[Dataset items]
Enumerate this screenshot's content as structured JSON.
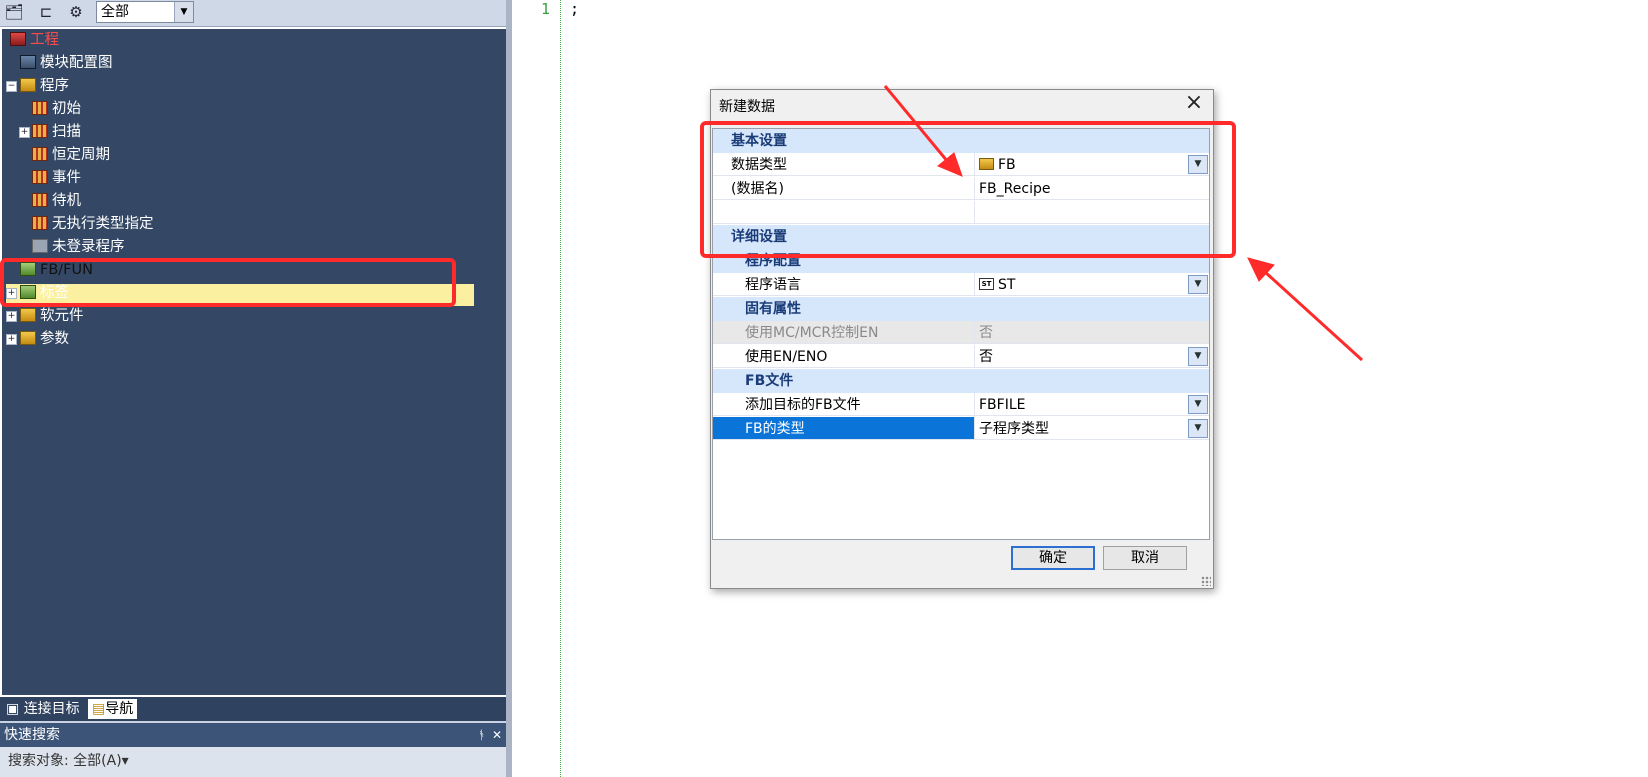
{
  "toolbar": {
    "scope_value": "全部"
  },
  "tree": {
    "project": "工程",
    "module_config": "模块配置图",
    "program": "程序",
    "initial": "初始",
    "scan": "扫描",
    "fixed_cycle": "恒定周期",
    "event": "事件",
    "standby": "待机",
    "no_exec_type": "无执行类型指定",
    "unregistered": "未登录程序",
    "fb_fun": "FB/FUN",
    "labels": "标签",
    "devices": "软元件",
    "parameters": "参数"
  },
  "bottom_tabs": {
    "connection": "连接目标",
    "navigation": "导航"
  },
  "quick_search": {
    "title": "快速搜索",
    "target": "搜索对象: 全部(A)"
  },
  "editor": {
    "line_number": "1",
    "code": ";"
  },
  "dialog": {
    "title": "新建数据",
    "basic_settings": "基本设置",
    "data_type_label": "数据类型",
    "data_type_value": "FB",
    "data_name_label": "(数据名)",
    "data_name_value": "FB_Recipe",
    "detail_settings": "详细设置",
    "program_config": "程序配置",
    "program_language_label": "程序语言",
    "program_language_value": "ST",
    "inherent_props": "固有属性",
    "use_mc_mcr_label": "使用MC/MCR控制EN",
    "use_mc_mcr_value": "否",
    "use_en_eno_label": "使用EN/ENO",
    "use_en_eno_value": "否",
    "fb_file": "FB文件",
    "add_target_fb_file_label": "添加目标的FB文件",
    "add_target_fb_file_value": "FBFILE",
    "fb_type_label": "FB的类型",
    "fb_type_value": "子程序类型",
    "ok": "确定",
    "cancel": "取消"
  },
  "colors": {
    "tree_bg": "#344865",
    "highlight_row": "#fbf0a0",
    "category_bg": "#d6e6fb",
    "selection": "#0a74d8",
    "annotation_red": "#ff2a2a"
  }
}
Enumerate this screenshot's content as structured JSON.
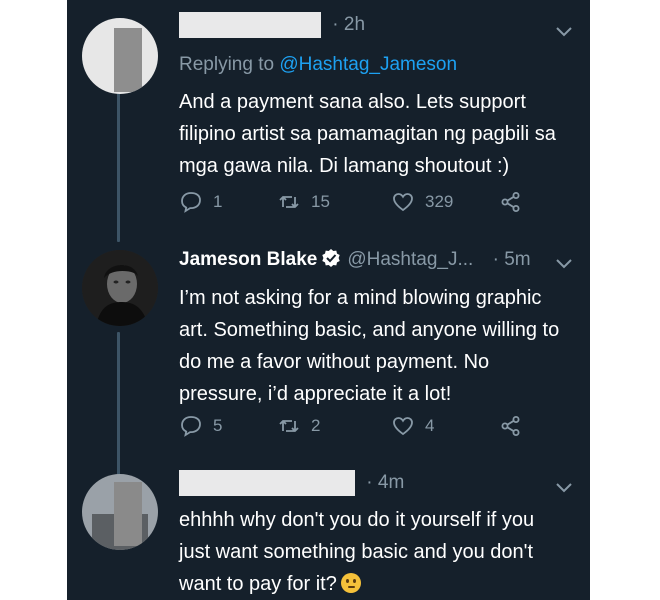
{
  "colors": {
    "background": "#15202b",
    "text": "#ffffff",
    "muted": "#8899a6",
    "link": "#1da1f2",
    "thread_line": "#3d5466"
  },
  "tweets": [
    {
      "author_redacted": true,
      "time": "· 2h",
      "reply_label": "Replying to ",
      "reply_handle": "@Hashtag_Jameson",
      "lines": [
        "And a payment sana also. Lets support",
        "filipino artist sa pamamagitan ng pagbili sa",
        "mga gawa nila. Di lamang shoutout :)"
      ],
      "replies": "1",
      "retweets": "15",
      "likes": "329"
    },
    {
      "author": "Jameson Blake",
      "verified": true,
      "handle": "@Hashtag_J...",
      "time": "· 5m",
      "lines": [
        "I’m not asking for a mind blowing graphic",
        "art. Something basic, and anyone willing to",
        "do me a favor without payment. No",
        "pressure, i’d appreciate it a lot!"
      ],
      "replies": "5",
      "retweets": "2",
      "likes": "4"
    },
    {
      "author_redacted": true,
      "time": "· 4m",
      "lines": [
        "ehhhh why don't you do it yourself if you",
        "just want something basic and you don't",
        "want to pay for it?"
      ],
      "emoji": "confused-face-emoji"
    }
  ]
}
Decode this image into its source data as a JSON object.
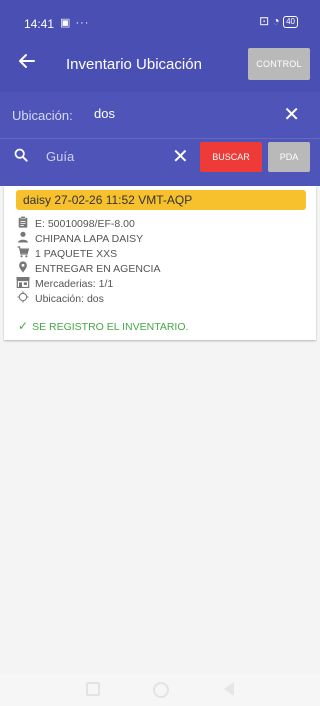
{
  "status_bar": {
    "time": "14:41",
    "left_icons": "▣ ···",
    "right_icons": "⊡ ◔",
    "battery": "40"
  },
  "header": {
    "title": "Inventario Ubicación",
    "control_label": "CONTROL"
  },
  "location_field": {
    "label": "Ubicación:",
    "value": "dos",
    "clear_glyph": "✕"
  },
  "search": {
    "placeholder": "Guía",
    "clear_glyph": "✕",
    "buscar_label": "BUSCAR",
    "pda_label": "PDA"
  },
  "card": {
    "header": "daisy  27-02-26 11:52 VMT-AQP",
    "code": "E: 50010098/EF-8.00",
    "recipient": "CHIPANA LAPA DAISY",
    "package": "1 PAQUETE XXS",
    "delivery": "ENTREGAR EN AGENCIA",
    "merchandise": "Mercaderias: 1/1",
    "location": "Ubicación: dos",
    "success_message": "SE REGISTRO EL INVENTARIO."
  },
  "colors": {
    "primary": "#4a4fb4",
    "panel": "#4f55b8",
    "buscar": "#ee3b38",
    "gray_button": "#b9b9b9",
    "card_header": "#f6c12d",
    "success": "#45a845"
  },
  "icons": {
    "back": "arrow-left",
    "search": "magnifier",
    "clear": "close-x",
    "code": "clipboard",
    "recipient": "person",
    "package": "cart",
    "delivery": "map-pin",
    "merchandise": "storefront",
    "location": "target",
    "success": "check"
  }
}
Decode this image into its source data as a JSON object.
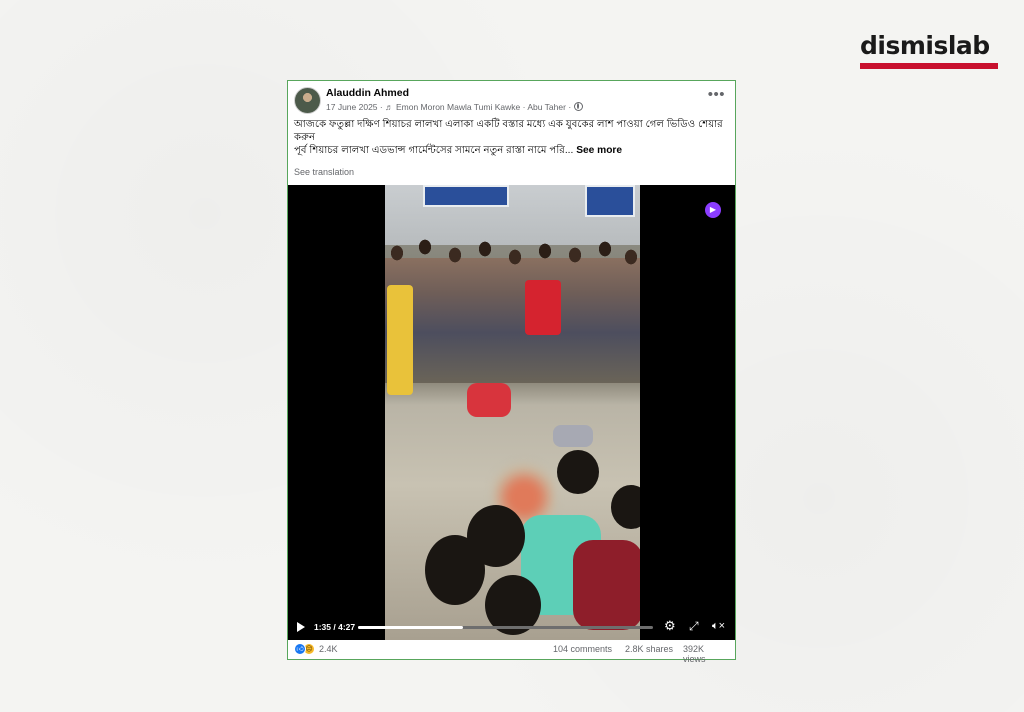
{
  "brand": {
    "name": "dismislab",
    "accent": "#c8102e"
  },
  "post": {
    "author": "Alauddin Ahmed",
    "date": "17 June 2025",
    "audio": "Emon Moron Mawla Tumi Kawke",
    "tagged": "Abu Taher",
    "visibility_icon": "globe-icon",
    "caption_line1": "আজকে ফতুল্লা দক্ষিণ শিয়াচর লালখা এলাকা একটি বস্তার মধ্যে এক যুবকের লাশ পাওয়া গেল ভিডিও শেয়ার করুন",
    "caption_line2": "পূর্ব শিয়াচর লালখা এডভান্স গার্মেন্টসের সামনে নতুন রাস্তা নামে পরি...",
    "see_more": "See more",
    "see_translation": "See translation"
  },
  "video": {
    "time": "1:35 / 4:27",
    "progress": 0.355
  },
  "stats": {
    "reactions": "2.4K",
    "comments": "104 comments",
    "shares": "2.8K shares",
    "views": "392K views"
  }
}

▶ [Problem details]:
All the material shown above is to be copied exactly, with no pictures carried over.

▶ [Final result]:
Enumerate this screenshot's content as structured JSON.
{
  "toolbar": {
    "scope_value": "全部"
  },
  "tree": {
    "project": "工程",
    "module_config": "模块配置图",
    "program": "程序",
    "initial": "初始",
    "scan": "扫描",
    "fixed_cycle": "恒定周期",
    "event": "事件",
    "standby": "待机",
    "no_exec_type": "无执行类型指定",
    "unregistered": "未登录程序",
    "fb_fun": "FB/FUN",
    "labels": "标签",
    "devices": "软元件",
    "parameters": "参数"
  },
  "bottom_tabs": {
    "connection": "连接目标",
    "navigation": "导航"
  },
  "quick_search": {
    "title": "快速搜索",
    "target": "搜索对象: 全部(A)"
  },
  "editor": {
    "line_number": "1",
    "code": ";"
  },
  "dialog": {
    "title": "新建数据",
    "basic_settings": "基本设置",
    "data_type_label": "数据类型",
    "data_type_value": "FB",
    "data_name_label": "(数据名)",
    "data_name_value": "FB_Recipe",
    "detail_settings": "详细设置",
    "program_config": "程序配置",
    "program_language_label": "程序语言",
    "program_language_value": "ST",
    "inherent_props": "固有属性",
    "use_mc_mcr_label": "使用MC/MCR控制EN",
    "use_mc_mcr_value": "否",
    "use_en_eno_label": "使用EN/ENO",
    "use_en_eno_value": "否",
    "fb_file": "FB文件",
    "add_target_fb_file_label": "添加目标的FB文件",
    "add_target_fb_file_value": "FBFILE",
    "fb_type_label": "FB的类型",
    "fb_type_value": "子程序类型",
    "ok": "确定",
    "cancel": "取消"
  },
  "colors": {
    "tree_bg": "#344865",
    "highlight_row": "#fbf0a0",
    "category_bg": "#d6e6fb",
    "selection": "#0a74d8",
    "annotation_red": "#ff2a2a"
  }
}
Enumerate this screenshot's content as structured JSON.
{
  "colors": {
    "background": "#15202b",
    "text": "#ffffff",
    "muted": "#8899a6",
    "link": "#1da1f2",
    "thread_line": "#3d5466"
  },
  "tweets": [
    {
      "author_redacted": true,
      "time": "· 2h",
      "reply_label": "Replying to ",
      "reply_handle": "@Hashtag_Jameson",
      "lines": [
        "And a payment sana also. Lets support",
        "filipino artist sa pamamagitan ng pagbili sa",
        "mga gawa nila. Di lamang shoutout :)"
      ],
      "replies": "1",
      "retweets": "15",
      "likes": "329"
    },
    {
      "author": "Jameson Blake",
      "verified": true,
      "handle": "@Hashtag_J...",
      "time": "· 5m",
      "lines": [
        "I’m not asking for a mind blowing graphic",
        "art. Something basic, and anyone willing to",
        "do me a favor without payment. No",
        "pressure, i’d appreciate it a lot!"
      ],
      "replies": "5",
      "retweets": "2",
      "likes": "4"
    },
    {
      "author_redacted": true,
      "time": "· 4m",
      "lines": [
        "ehhhh why don't you do it yourself if you",
        "just want something basic and you don't",
        "want to pay for it?"
      ],
      "emoji": "confused-face-emoji"
    }
  ]
}
Decode this image into its source data as a JSON object.
{
  "status_bar": {
    "time": "14:41",
    "left_icons": "▣ ···",
    "right_icons": "⊡ ◔",
    "battery": "40"
  },
  "header": {
    "title": "Inventario Ubicación",
    "control_label": "CONTROL"
  },
  "location_field": {
    "label": "Ubicación:",
    "value": "dos",
    "clear_glyph": "✕"
  },
  "search": {
    "placeholder": "Guía",
    "clear_glyph": "✕",
    "buscar_label": "BUSCAR",
    "pda_label": "PDA"
  },
  "card": {
    "header": "daisy  27-02-26 11:52 VMT-AQP",
    "code": "E: 50010098/EF-8.00",
    "recipient": "CHIPANA LAPA DAISY",
    "package": "1 PAQUETE XXS",
    "delivery": "ENTREGAR EN AGENCIA",
    "merchandise": "Mercaderias: 1/1",
    "location": "Ubicación: dos",
    "success_message": "SE REGISTRO EL INVENTARIO."
  },
  "colors": {
    "primary": "#4a4fb4",
    "panel": "#4f55b8",
    "buscar": "#ee3b38",
    "gray_button": "#b9b9b9",
    "card_header": "#f6c12d",
    "success": "#45a845"
  },
  "icons": {
    "back": "arrow-left",
    "search": "magnifier",
    "clear": "close-x",
    "code": "clipboard",
    "recipient": "person",
    "package": "cart",
    "delivery": "map-pin",
    "merchandise": "storefront",
    "location": "target",
    "success": "check"
  }
}
Decode this image into its source data as a JSON object.
{
  "brand": {
    "name": "dismislab",
    "accent": "#c8102e"
  },
  "post": {
    "author": "Alauddin Ahmed",
    "date": "17 June 2025",
    "audio": "Emon Moron Mawla Tumi Kawke",
    "tagged": "Abu Taher",
    "visibility_icon": "globe-icon",
    "caption_line1": "আজকে ফতুল্লা দক্ষিণ শিয়াচর লালখা এলাকা একটি বস্তার মধ্যে এক যুবকের লাশ পাওয়া গেল ভিডিও শেয়ার করুন",
    "caption_line2": "পূর্ব শিয়াচর লালখা এডভান্স গার্মেন্টসের সামনে নতুন রাস্তা নামে পরি...",
    "see_more": "See more",
    "see_translation": "See translation"
  },
  "video": {
    "time": "1:35 / 4:27",
    "progress": 0.355
  },
  "stats": {
    "reactions": "2.4K",
    "comments": "104 comments",
    "shares": "2.8K shares",
    "views": "392K views"
  }
}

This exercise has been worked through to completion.